**Document:**
If you reached this website because you are looking for information about how to protect your family from an estate planning perspective, you are making a very prudent move. This being stated, there are a lot of terms tossed around that the average layperson would not be familiar with, and this is understandable.
In this blog post, we will provide a partial glossary of relevant terms. It is going to be “partial,” because there are so many of them, and we will look at some others in a future blog post.
The last will or last will and testament is the estate planning device that most people have heard about. Unfortunately, there are some misconceptions about last wills. It can seem as though they facilitate fast, effective, and efficient asset transfers, but this is not the case. Read on to see the reason why.
Probate can be described as the legal process of estate administration. If you use a last will as the centerpiece of your estate plan, you would name an executor in the document. This person would be the estate administrator, and the executor would be required to admit the will to probate.
This process will take somewhere in the vicinity of eight or nine months to a year before to reach completion. The heirs that are named in the will cannot receive their inheritances during this interim, and there are significant expenses that pile up during probate.
The probate court would also step in to sort things out when a person dies intestate. This is the condition of having no estate planning documents at all. Probate will enter the picture when someone is seeking a guardianship order for an incapacitated adult or a child as well.
A trust is a legal device that can facilitate postmortem asset transfers. There are a number of different trust thats can be utilized, and the revocable living trust is the one that is effective for the widest range of people. There are other advantages, but if you use a revocable living trust, the trustee that you name in the document would be allowed to distribute assets to the beneficiaries outside of probate.

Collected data
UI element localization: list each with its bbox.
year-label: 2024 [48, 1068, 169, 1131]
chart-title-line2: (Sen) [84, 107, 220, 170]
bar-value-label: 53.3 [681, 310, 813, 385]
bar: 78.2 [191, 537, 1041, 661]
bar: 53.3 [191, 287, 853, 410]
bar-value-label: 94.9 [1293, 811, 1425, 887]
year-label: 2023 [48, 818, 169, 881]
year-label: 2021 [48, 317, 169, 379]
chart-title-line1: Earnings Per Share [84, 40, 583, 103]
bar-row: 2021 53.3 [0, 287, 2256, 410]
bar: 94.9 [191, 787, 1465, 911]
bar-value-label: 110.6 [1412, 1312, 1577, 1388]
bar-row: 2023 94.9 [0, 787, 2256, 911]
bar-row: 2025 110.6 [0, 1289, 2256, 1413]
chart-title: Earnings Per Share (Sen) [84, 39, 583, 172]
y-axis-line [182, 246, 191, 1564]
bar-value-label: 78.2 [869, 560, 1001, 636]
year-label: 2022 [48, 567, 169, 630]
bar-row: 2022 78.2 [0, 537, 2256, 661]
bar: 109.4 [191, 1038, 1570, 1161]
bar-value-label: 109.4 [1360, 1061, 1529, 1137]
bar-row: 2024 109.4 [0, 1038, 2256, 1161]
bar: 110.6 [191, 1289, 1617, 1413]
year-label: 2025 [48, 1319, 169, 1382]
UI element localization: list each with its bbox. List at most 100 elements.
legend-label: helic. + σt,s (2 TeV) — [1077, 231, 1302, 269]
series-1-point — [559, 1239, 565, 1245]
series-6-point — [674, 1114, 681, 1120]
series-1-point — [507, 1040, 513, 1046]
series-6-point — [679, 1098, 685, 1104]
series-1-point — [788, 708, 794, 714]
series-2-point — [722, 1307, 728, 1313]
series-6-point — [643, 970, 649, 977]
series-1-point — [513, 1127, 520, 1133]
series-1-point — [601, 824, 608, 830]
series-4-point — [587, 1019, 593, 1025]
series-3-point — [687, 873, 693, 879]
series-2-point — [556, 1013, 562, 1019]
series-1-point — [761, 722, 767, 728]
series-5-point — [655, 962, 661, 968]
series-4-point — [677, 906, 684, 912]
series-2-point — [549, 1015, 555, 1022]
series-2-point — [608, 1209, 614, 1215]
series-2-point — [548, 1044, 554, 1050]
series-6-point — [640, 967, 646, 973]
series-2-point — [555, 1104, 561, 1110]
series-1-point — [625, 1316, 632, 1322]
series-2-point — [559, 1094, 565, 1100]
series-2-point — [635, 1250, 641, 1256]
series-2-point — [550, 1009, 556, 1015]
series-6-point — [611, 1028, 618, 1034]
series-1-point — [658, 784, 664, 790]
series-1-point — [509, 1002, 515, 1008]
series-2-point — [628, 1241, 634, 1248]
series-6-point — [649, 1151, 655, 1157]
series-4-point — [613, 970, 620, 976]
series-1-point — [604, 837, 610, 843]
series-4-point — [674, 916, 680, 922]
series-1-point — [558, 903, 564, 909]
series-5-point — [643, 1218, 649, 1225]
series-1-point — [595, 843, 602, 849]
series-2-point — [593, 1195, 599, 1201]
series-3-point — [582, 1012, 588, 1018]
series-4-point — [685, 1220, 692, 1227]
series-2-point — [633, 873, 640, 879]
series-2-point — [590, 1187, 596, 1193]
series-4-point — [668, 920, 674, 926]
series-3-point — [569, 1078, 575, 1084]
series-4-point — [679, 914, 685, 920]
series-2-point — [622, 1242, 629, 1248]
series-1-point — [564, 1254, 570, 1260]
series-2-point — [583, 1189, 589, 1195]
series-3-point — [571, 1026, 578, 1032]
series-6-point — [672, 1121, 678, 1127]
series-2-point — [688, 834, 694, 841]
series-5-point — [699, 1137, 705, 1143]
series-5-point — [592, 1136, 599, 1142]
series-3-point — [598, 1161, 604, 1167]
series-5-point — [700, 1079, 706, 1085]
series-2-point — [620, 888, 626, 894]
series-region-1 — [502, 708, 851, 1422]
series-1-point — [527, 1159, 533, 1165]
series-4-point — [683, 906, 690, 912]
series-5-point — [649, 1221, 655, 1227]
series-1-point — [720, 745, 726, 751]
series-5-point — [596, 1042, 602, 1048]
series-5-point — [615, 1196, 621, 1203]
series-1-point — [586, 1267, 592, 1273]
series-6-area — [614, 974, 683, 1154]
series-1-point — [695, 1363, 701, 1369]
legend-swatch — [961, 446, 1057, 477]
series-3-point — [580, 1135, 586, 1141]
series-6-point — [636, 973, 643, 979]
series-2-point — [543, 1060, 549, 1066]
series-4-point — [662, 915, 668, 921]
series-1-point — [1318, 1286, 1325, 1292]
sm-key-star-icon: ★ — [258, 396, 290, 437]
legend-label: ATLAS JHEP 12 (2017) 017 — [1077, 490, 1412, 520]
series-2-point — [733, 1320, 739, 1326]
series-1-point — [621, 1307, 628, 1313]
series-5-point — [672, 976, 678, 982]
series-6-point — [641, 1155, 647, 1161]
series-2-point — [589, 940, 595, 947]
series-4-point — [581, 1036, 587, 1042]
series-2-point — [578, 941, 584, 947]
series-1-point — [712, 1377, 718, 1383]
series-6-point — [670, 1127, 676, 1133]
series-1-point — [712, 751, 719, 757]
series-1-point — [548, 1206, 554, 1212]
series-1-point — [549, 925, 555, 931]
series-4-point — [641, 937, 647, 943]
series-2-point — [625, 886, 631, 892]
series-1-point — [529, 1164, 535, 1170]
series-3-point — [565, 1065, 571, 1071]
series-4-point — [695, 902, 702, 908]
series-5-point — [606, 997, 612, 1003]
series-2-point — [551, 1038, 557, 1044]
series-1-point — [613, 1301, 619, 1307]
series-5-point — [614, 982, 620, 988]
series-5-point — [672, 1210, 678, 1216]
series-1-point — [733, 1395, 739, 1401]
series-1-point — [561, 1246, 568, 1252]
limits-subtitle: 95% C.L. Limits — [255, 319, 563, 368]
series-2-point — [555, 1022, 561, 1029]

**Problem set:**
**1.** According to the estate planning post, how long does probate take to reach completion?
**2.** Write out the stretch of the estate planning post from "This process will" through "child as well." word for word.

**Task answers:**
**1.** Somewhere in the vicinity of eight or nine months to a year.

**2.**
This process will take somewhere in the vicinity of eight or nine months to a year before to reach completion. The heirs that are named in the will cannot receive their inheritances during this interim, and there are significant expenses that pile up during probate.
The probate court would also step in to sort things out when a person dies intestate. This is the condition of having no estate planning documents at all. Probate will enter the picture when someone is seeking a guardianship order for an incapacitated adult or a child as well.